**WHAT YOU WILL DO**
Using the records that follow, copy every line containing the word "category".

─── ITEMS ───

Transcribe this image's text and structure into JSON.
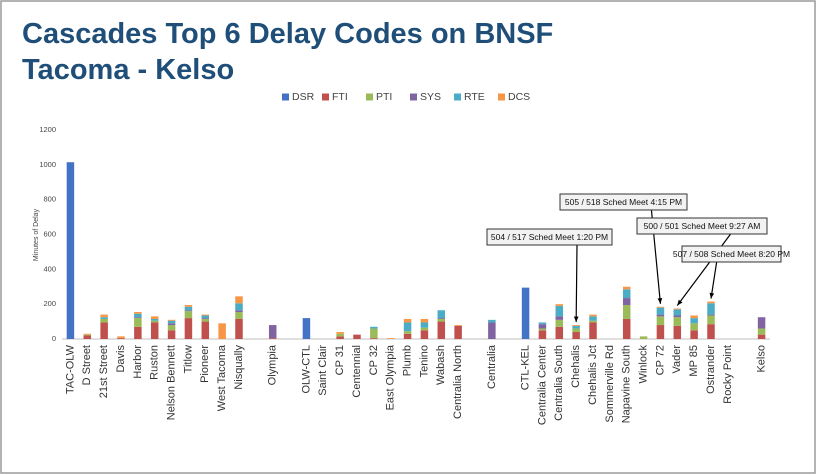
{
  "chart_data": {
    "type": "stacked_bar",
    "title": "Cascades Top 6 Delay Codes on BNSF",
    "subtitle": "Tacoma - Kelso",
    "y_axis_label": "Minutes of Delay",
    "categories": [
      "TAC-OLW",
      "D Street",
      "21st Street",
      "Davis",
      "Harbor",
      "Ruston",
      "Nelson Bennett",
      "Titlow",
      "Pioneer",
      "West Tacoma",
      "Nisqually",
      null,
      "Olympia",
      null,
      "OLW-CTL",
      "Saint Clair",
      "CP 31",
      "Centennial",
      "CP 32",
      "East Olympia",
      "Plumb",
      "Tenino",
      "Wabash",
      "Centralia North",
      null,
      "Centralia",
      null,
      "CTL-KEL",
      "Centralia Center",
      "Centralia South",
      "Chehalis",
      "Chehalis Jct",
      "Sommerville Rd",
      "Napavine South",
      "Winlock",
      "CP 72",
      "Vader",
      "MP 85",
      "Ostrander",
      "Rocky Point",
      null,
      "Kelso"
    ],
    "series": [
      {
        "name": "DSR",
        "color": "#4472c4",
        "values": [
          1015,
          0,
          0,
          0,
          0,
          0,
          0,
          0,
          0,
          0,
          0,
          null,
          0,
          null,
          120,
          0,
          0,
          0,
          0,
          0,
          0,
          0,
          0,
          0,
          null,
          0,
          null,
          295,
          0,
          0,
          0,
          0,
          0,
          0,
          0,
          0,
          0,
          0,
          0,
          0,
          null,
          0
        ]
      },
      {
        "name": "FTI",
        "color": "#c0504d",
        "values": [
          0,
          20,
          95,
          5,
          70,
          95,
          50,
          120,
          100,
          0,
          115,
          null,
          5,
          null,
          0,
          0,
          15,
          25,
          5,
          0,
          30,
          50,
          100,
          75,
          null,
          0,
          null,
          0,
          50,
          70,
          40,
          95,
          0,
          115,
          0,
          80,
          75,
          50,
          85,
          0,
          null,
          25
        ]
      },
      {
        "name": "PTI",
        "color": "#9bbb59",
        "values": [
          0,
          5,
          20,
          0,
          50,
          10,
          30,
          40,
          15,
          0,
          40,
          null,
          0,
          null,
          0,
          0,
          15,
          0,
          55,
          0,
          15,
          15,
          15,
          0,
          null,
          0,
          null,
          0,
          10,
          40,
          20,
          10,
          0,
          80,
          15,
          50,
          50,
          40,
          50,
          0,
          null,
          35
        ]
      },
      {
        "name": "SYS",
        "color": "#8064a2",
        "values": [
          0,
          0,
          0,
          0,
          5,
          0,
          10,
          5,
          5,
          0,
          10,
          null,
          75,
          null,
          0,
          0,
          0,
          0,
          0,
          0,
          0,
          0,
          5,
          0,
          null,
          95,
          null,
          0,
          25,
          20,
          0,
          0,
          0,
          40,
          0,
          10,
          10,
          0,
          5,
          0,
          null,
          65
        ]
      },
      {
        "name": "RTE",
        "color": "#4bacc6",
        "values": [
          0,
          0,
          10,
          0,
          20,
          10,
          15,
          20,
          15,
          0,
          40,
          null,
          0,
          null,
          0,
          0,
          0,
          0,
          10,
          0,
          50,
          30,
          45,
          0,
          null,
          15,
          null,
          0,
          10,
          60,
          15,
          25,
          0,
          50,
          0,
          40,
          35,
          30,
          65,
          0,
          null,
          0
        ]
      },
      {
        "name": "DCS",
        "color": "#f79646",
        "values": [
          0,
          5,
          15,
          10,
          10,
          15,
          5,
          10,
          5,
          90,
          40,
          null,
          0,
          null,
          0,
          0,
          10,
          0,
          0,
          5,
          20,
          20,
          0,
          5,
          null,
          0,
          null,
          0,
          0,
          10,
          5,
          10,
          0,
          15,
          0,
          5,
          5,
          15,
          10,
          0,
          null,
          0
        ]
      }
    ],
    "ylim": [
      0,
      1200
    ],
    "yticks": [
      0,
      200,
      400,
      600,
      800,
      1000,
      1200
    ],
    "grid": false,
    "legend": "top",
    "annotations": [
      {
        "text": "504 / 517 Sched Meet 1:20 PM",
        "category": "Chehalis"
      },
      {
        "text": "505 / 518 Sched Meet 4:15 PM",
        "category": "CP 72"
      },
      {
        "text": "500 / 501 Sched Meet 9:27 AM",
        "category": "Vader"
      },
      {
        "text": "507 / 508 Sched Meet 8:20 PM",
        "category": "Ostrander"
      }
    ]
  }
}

───
─── ITEMS ───

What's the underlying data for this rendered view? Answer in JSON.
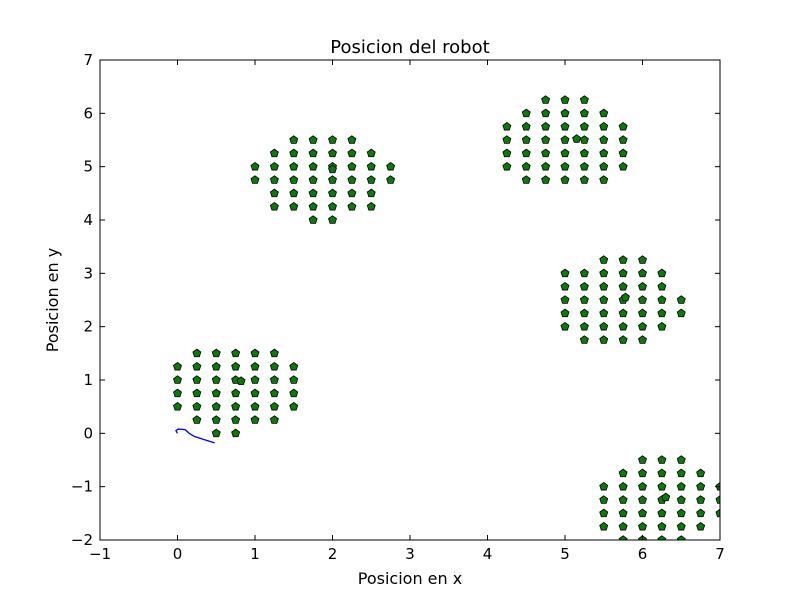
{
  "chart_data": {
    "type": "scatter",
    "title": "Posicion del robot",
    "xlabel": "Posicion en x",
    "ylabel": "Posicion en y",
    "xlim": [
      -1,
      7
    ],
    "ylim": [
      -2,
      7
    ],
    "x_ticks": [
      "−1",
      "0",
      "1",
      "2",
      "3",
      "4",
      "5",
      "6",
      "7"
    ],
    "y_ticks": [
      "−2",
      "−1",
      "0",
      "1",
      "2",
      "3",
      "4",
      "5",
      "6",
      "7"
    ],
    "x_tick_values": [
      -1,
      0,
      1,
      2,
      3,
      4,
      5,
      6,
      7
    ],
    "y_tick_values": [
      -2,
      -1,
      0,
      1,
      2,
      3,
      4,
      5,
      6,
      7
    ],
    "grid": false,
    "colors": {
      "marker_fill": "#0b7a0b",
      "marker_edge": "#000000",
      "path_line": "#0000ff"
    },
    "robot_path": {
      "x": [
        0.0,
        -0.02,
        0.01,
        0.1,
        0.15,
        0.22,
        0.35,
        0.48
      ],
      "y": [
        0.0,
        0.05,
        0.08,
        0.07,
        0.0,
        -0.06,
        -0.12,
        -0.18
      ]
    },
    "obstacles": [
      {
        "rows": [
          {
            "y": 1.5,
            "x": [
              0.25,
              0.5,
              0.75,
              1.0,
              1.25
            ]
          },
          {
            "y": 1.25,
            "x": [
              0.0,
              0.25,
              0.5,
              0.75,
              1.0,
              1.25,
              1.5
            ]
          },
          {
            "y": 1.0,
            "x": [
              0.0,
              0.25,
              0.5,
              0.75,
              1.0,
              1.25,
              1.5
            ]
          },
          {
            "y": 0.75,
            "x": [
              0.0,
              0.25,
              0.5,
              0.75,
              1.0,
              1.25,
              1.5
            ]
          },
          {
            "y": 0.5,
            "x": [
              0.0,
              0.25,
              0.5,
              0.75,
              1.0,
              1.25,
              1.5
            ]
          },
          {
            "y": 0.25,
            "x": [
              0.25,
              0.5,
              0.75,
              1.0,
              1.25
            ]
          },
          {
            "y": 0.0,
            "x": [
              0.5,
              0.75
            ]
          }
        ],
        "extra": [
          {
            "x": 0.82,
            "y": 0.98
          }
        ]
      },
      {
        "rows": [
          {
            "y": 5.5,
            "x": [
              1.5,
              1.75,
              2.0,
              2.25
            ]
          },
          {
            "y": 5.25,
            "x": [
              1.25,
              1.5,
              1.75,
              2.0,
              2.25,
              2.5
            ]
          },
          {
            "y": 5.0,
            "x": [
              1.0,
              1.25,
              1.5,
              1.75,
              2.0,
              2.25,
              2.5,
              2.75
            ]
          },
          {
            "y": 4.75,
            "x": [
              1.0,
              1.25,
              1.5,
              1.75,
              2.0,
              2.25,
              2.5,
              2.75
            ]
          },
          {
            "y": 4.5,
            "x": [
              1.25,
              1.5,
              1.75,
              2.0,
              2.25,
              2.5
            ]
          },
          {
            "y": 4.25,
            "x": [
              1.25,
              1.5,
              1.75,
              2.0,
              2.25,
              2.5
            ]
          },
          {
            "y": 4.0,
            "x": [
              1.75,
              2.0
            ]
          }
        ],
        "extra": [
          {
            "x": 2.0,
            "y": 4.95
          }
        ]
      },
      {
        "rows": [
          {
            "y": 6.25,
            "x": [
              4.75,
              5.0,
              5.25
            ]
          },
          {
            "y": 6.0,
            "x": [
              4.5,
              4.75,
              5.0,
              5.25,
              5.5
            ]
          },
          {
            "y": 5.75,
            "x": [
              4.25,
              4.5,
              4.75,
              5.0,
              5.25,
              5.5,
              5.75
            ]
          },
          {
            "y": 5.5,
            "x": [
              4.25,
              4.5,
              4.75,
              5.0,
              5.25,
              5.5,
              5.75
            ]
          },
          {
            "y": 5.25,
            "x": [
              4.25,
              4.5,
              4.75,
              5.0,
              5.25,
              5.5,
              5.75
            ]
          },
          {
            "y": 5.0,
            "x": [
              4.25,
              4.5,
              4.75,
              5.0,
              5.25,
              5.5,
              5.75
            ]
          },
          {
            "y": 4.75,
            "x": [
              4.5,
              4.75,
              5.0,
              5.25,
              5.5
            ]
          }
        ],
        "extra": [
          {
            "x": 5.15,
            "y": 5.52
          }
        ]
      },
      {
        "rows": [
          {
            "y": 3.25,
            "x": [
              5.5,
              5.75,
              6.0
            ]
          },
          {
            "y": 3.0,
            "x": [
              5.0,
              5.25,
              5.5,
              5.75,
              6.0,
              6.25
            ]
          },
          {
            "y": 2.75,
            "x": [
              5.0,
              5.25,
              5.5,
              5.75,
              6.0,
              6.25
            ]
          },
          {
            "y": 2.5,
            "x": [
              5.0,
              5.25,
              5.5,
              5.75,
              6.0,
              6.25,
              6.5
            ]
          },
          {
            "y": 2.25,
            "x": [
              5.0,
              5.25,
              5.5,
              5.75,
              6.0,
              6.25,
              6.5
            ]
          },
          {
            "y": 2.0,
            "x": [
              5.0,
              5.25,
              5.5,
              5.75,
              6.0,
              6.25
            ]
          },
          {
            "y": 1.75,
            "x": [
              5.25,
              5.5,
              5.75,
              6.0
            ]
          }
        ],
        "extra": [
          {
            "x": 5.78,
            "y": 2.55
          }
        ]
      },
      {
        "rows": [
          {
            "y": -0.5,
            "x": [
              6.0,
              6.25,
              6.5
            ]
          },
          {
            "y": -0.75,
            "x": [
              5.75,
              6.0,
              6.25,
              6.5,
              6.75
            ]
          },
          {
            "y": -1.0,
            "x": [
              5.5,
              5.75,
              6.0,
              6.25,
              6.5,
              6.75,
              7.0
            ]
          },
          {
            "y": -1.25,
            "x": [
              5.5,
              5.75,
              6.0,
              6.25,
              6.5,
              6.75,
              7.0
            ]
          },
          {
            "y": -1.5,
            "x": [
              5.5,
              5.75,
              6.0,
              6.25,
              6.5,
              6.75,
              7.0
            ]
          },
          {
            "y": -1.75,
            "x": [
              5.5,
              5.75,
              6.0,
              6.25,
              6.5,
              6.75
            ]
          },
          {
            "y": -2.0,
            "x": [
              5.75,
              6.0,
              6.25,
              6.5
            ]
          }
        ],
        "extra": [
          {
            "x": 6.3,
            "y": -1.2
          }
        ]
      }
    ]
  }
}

───

**PROBLEM SOLUTION**
        "category": "Chehalis"
        "category": "CP 72"
        "category": "Vader"
        "category": "Ostrander"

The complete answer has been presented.